## Instructions for the task
Where a line below holds the string "laten", copy that line.

-- START OF Exercise data --

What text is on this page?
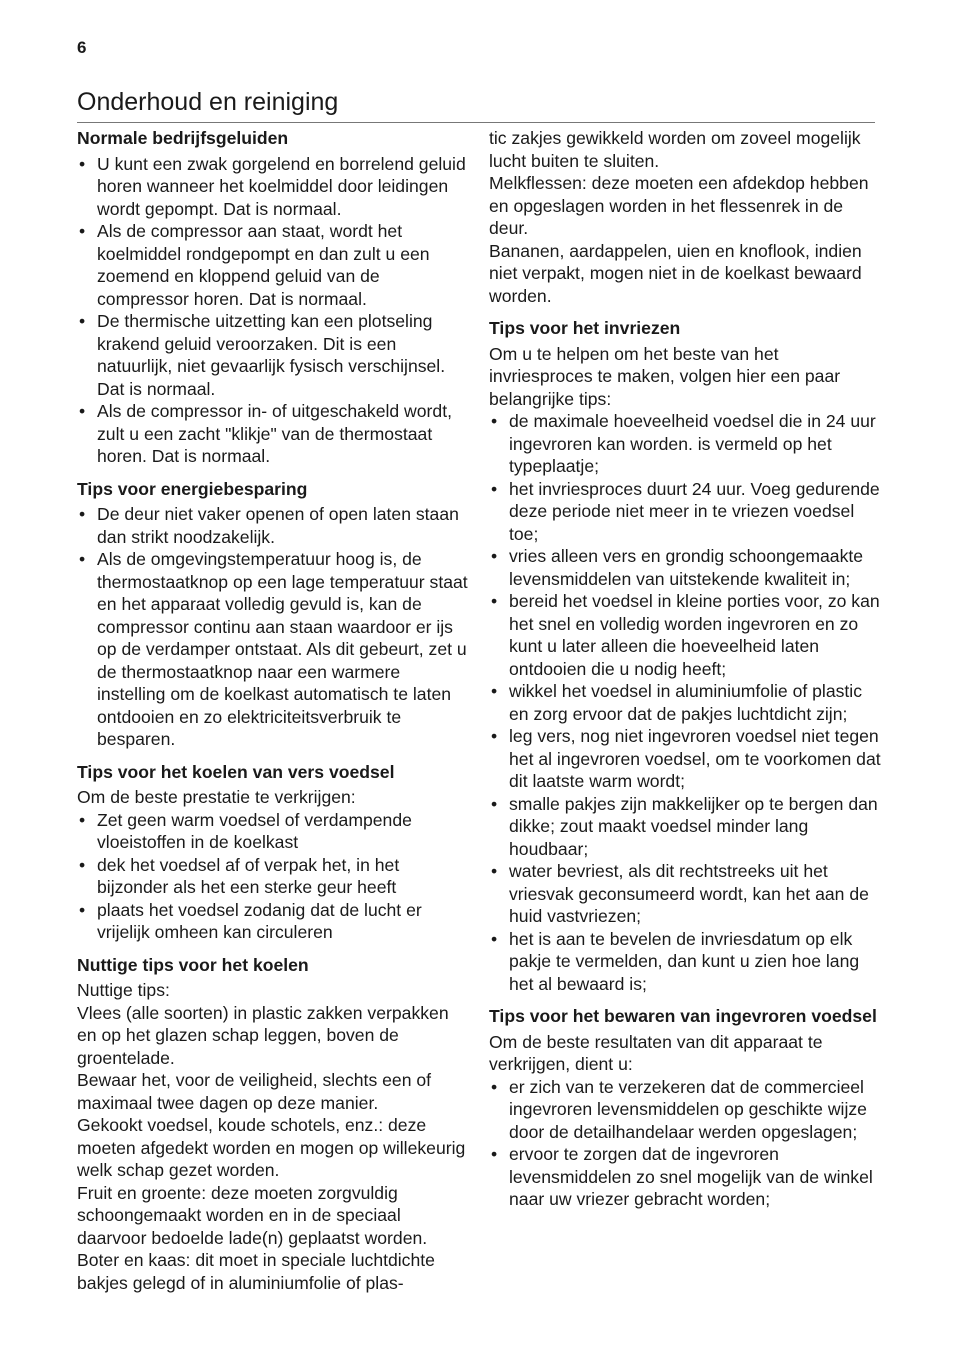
6
Onderhoud en reiniging
Normale bedrijfsgeluiden
• U kunt een zwak gorgelend en borrelend geluid horen wanneer het koelmiddel door leidingen wordt gepompt. Dat is normaal.
• Als de compressor aan staat, wordt het koelmiddel rondgepompt en dan zult u een zoemend en kloppend geluid van de compressor horen. Dat is normaal.
• De thermische uitzetting kan een plotseling krakend geluid veroorzaken. Dit is een natuurlijk, niet gevaarlijk fysisch verschijnsel. Dat is normaal.
• Als de compressor in- of uitgeschakeld wordt, zult u een zacht "klikje" van de thermostaat horen. Dat is normaal.
Tips voor energiebesparing
• De deur niet vaker openen of open laten staan dan strikt noodzakelijk.
• Als de omgevingstemperatuur hoog is, de thermostaatknop op een lage temperatuur staat en het apparaat volledig gevuld is, kan de compressor continu aan staan waardoor er ijs op de verdamper ontstaat. Als dit gebeurt, zet u de thermostaatknop naar een warmere instelling om de koelkast automatisch te laten ontdooien en zo elektriciteitsverbruik te besparen.
Tips voor het koelen van vers voedsel

Om de beste prestatie te verkrijgen:

• Zet geen warm voedsel of verdampende vloeistoffen in de koelkast
• dek het voedsel af of verpak het, in het bijzonder als het een sterke geur heeft
• plaats het voedsel zodanig dat de lucht er vrijelijk omheen kan circuleren
Nuttige tips voor het koelen

Nuttige tips:

Vlees (alle soorten) in plastic zakken verpakken en op het glazen schap leggen, boven de groentelade.

Bewaar het, voor de veiligheid, slechts een of maximaal twee dagen op deze manier.

Gekookt voedsel, koude schotels, enz.: deze moeten afgedekt worden en mogen op willekeurig welk schap gezet worden.

Fruit en groente: deze moeten zorgvuldig schoongemaakt worden en in de speciaal daarvoor bedoelde lade(n) geplaatst worden.

Boter en kaas: dit moet in speciale luchtdichte bakjes gelegd of in aluminiumfolie of plas-

tic zakjes gewikkeld worden om zoveel mogelijk lucht buiten te sluiten.

Melkflessen: deze moeten een afdekdop hebben en opgeslagen worden in het flessenrek in de deur.

Bananen, aardappelen, uien en knoflook, indien niet verpakt, mogen niet in de koelkast bewaard worden.

Tips voor het invriezen

Om u te helpen om het beste van het invriesproces te maken, volgen hier een paar belangrijke tips:

• de maximale hoeveelheid voedsel die in 24 uur ingevroren kan worden. is vermeld op het typeplaatje;
• het invriesproces duurt 24 uur. Voeg gedurende deze periode niet meer in te vriezen voedsel toe;
• vries alleen vers en grondig schoongemaakte levensmiddelen van uitstekende kwaliteit in;
• bereid het voedsel in kleine porties voor, zo kan het snel en volledig worden ingevroren en zo kunt u later alleen die hoeveelheid laten ontdooien die u nodig heeft;
• wikkel het voedsel in aluminiumfolie of plastic en zorg ervoor dat de pakjes luchtdicht zijn;
• leg vers, nog niet ingevroren voedsel niet tegen het al ingevroren voedsel, om te voorkomen dat dit laatste warm wordt;
• smalle pakjes zijn makkelijker op te bergen dan dikke; zout maakt voedsel minder lang houdbaar;
• water bevriest, als dit rechtstreeks uit het vriesvak geconsumeerd wordt, kan het aan de huid vastvriezen;
• het is aan te bevelen de invriesdatum op elk pakje te vermelden, dan kunt u zien hoe lang het al bewaard is;
Tips voor het bewaren van ingevroren voedsel

Om de beste resultaten van dit apparaat te verkrijgen, dient u:

• er zich van te verzekeren dat de commercieel ingevroren levensmiddelen op geschikte wijze door de detailhandelaar werden opgeslagen;
• ervoor te zorgen dat de ingevroren levensmiddelen zo snel mogelijk van de winkel naar uw vriezer gebracht worden;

-- END OF Exercise data --

## Completed task
• De deur niet vaker openen of open laten staan dan strikt noodzakelijk.
• Als de omgevingstemperatuur hoog is, de thermostaatknop op een lage temperatuur staat en het apparaat volledig gevuld is, kan de compressor continu aan staan waardoor er ijs op de verdamper ontstaat. Als dit gebeurt, zet u de thermostaatknop naar een warmere instelling om de koelkast automatisch te laten ontdooien en zo elektriciteitsverbruik te besparen.
• bereid het voedsel in kleine porties voor, zo kan het snel en volledig worden ingevroren en zo kunt u later alleen die hoeveelheid laten ontdooien die u nodig heeft;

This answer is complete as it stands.